### Direction
Give the number of lines that contain the string "consider", please, and nothing else.

### Material for this exercise
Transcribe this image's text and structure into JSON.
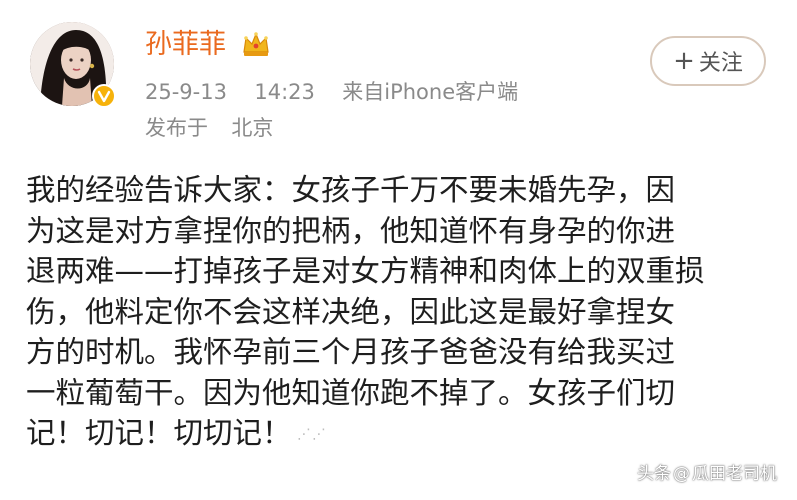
{
  "header": {
    "username": "孙菲菲",
    "date": "25-9-13",
    "time": "14:23",
    "source": "来自iPhone客户端",
    "location_label": "发布于",
    "location": "北京",
    "follow_label": "关注",
    "follow_plus": "+"
  },
  "post": {
    "lines": [
      "我的经验告诉大家：女孩子千万不要未婚先孕，因",
      "为这是对方拿捏你的把柄，他知道怀有身孕的你进",
      "退两难——打掉孩子是对女方精神和肉体上的双重损",
      "伤，他料定你不会这样决绝，因此这是最好拿捏女",
      "方的时机。我怀孕前三个月孩子爸爸没有给我买过",
      "一粒葡萄干。因为他知道你跑不掉了。女孩子们切",
      "记！切记！切切记！"
    ]
  },
  "watermark": {
    "prefix": "头条",
    "at": "@",
    "account": "瓜田老司机"
  },
  "icons": {
    "crown": "crown-icon",
    "verified": "verified-badge-icon",
    "plus": "plus-icon"
  },
  "colors": {
    "username": "#ea6a1f",
    "verified_badge": "#f6b20b",
    "meta_text": "#8a8a8a",
    "body_text": "#1e1e1e"
  }
}
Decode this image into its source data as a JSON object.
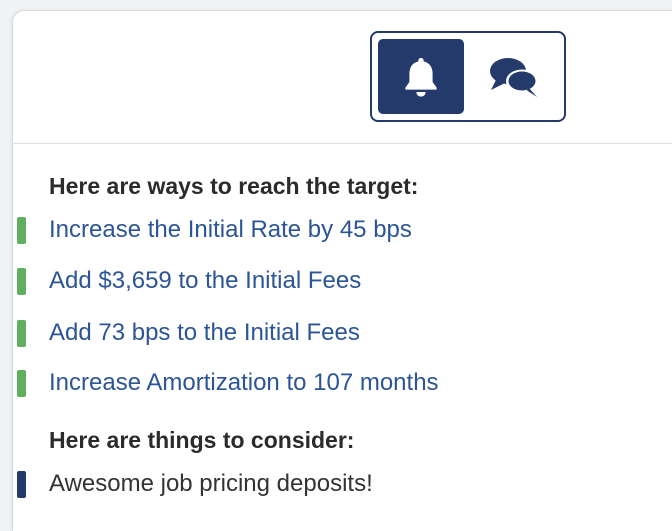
{
  "toggle": {
    "buttons": [
      {
        "icon": "bell-icon",
        "active": true
      },
      {
        "icon": "chat-bubbles-icon",
        "active": false
      }
    ]
  },
  "sections": {
    "target": {
      "heading": "Here are ways to reach the target:",
      "items": [
        "Increase the Initial Rate by 45 bps",
        "Add $3,659 to the Initial Fees",
        "Add 73 bps to the Initial Fees",
        "Increase Amortization to 107 months"
      ]
    },
    "consider": {
      "heading": "Here are things to consider:",
      "items": [
        "Awesome job pricing deposits!"
      ]
    }
  },
  "colors": {
    "primary": "#233a6b",
    "success_marker": "#5faf5f",
    "link": "#2b5597"
  }
}
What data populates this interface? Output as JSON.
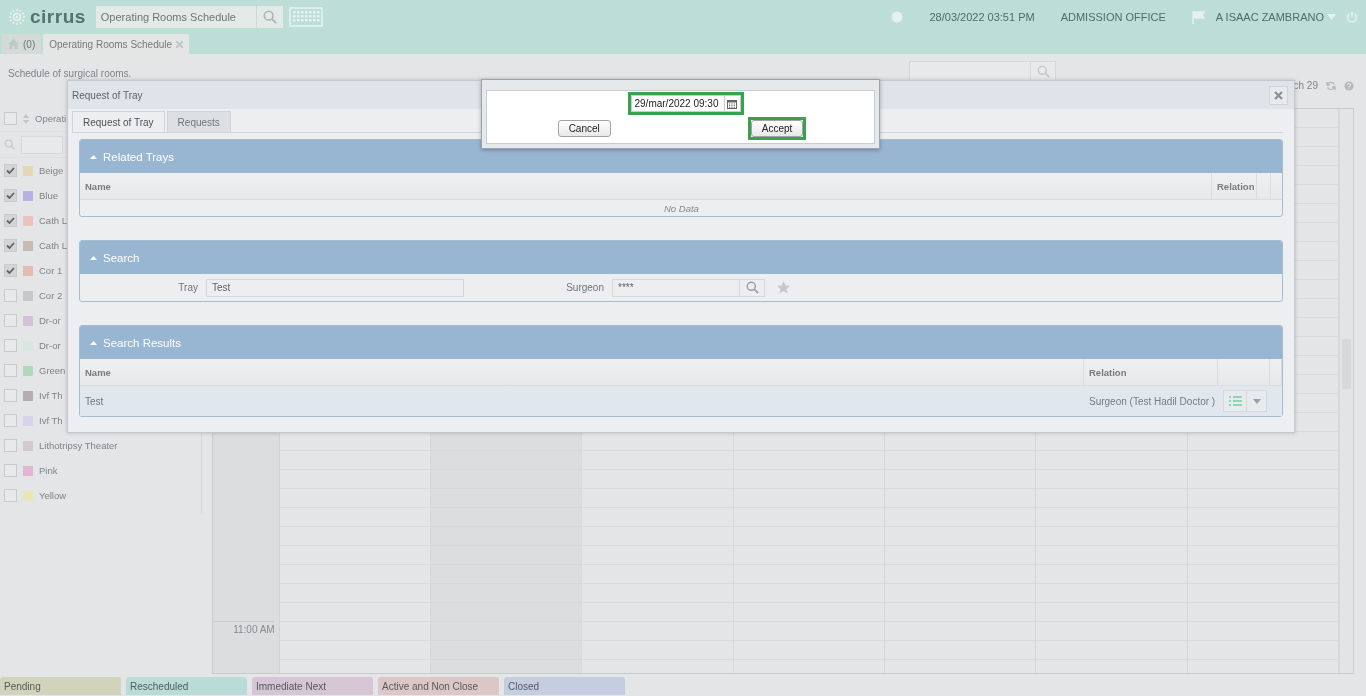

### Answer to this task
2